§ **PROBLEM TO WORK ON**
Determine which lines of the records include the word "Lumen", and copy them.

§ **RECORD LIST**
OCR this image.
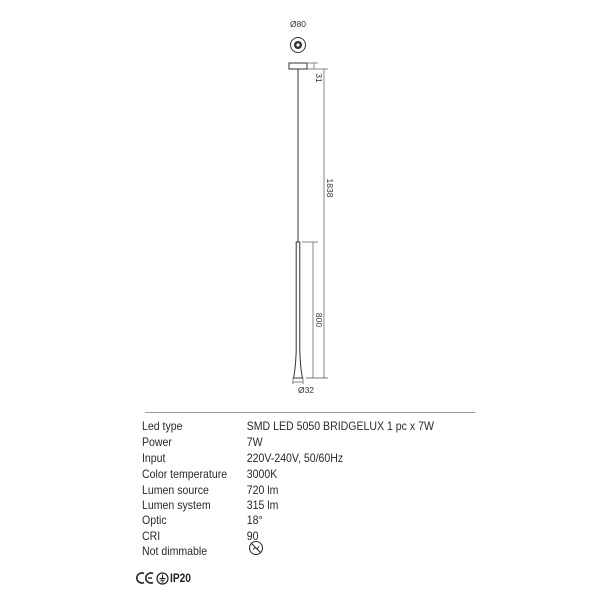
Ø80
31
1838
800
Ø32
Led type	SMD LED 5050 BRIDGELUX 1 pc x 7W
Power	7W
Input	220V-240V, 50/60Hz
Color temperature 3000K
Lumen source	720 lm
Lumen system	315 lm
Optic	18°
CRI	90
Not dimmable
IP20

§ **FINISHED EXERCISE**
Lumen source	720 lm
Lumen system	315 lm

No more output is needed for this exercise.